start

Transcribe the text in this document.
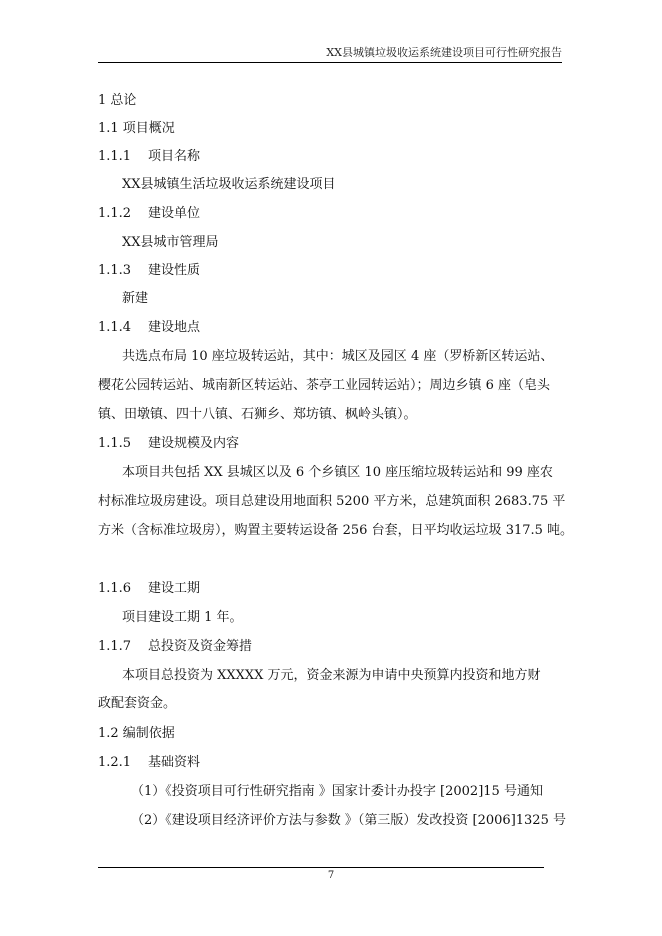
XX县城镇垃圾收运系统建设项目可行性研究报告
1 总论
1.1 项目概况
1.1.1 项目名称
XX县城镇生活垃圾收运系统建设项目
1.1.2 建设单位
XX县城市管理局
1.1.3 建设性质
新建
1.1.4 建设地点
共选点布局 10 座垃圾转运站，其中：城区及园区 4 座（罗桥新区转运站、
樱花公园转运站、城南新区转运站、茶亭工业园转运站）；周边乡镇 6 座（皂头
镇、田墩镇、四十八镇、石狮乡、郑坊镇、枫岭头镇）。
1.1.5 建设规模及内容
本项目共包括 XX 县城区以及 6 个乡镇区 10 座压缩垃圾转运站和 99 座农
村标准垃圾房建设。项目总建设用地面积 5200 平方米，总建筑面积 2683.75 平
方米（含标准垃圾房），购置主要转运设备 256 台套，日平均收运垃圾 317.5 吨。
1.1.6 建设工期
项目建设工期 1 年。
1.1.7 总投资及资金筹措
本项目总投资为 XXXXX 万元，资金来源为申请中央预算内投资和地方财
政配套资金。
1.2 编制依据
1.2.1 基础资料
（1）《投资项目可行性研究指南 》国家计委计办投字 [2002]15 号通知
（2）《建设项目经济评价方法与参数 》（第三版）发改投资 [2006]1325 号
7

end

■ **Your goal**: Your copy should hold every record word for word and none of the pictures.

■ **Answer below**:
Transcribe the text in this document.
XX县城镇垃圾收运系统建设项目可行性研究报告
1 总论
1.1 项目概况
1.1.1 项目名称
XX县城镇生活垃圾收运系统建设项目
1.1.2 建设单位
XX县城市管理局
1.1.3 建设性质
新建
1.1.4 建设地点
共选点布局 10 座垃圾转运站，其中：城区及园区 4 座（罗桥新区转运站、
樱花公园转运站、城南新区转运站、茶亭工业园转运站）；周边乡镇 6 座（皂头
镇、田墩镇、四十八镇、石狮乡、郑坊镇、枫岭头镇）。
1.1.5 建设规模及内容
本项目共包括 XX 县城区以及 6 个乡镇区 10 座压缩垃圾转运站和 99 座农
村标准垃圾房建设。项目总建设用地面积 5200 平方米，总建筑面积 2683.75 平
方米（含标准垃圾房），购置主要转运设备 256 台套，日平均收运垃圾 317.5 吨。
1.1.6 建设工期
项目建设工期 1 年。
1.1.7 总投资及资金筹措
本项目总投资为 XXXXX 万元，资金来源为申请中央预算内投资和地方财
政配套资金。
1.2 编制依据
1.2.1 基础资料
（1）《投资项目可行性研究指南 》国家计委计办投字 [2002]15 号通知
（2）《建设项目经济评价方法与参数 》（第三版）发改投资 [2006]1325 号
7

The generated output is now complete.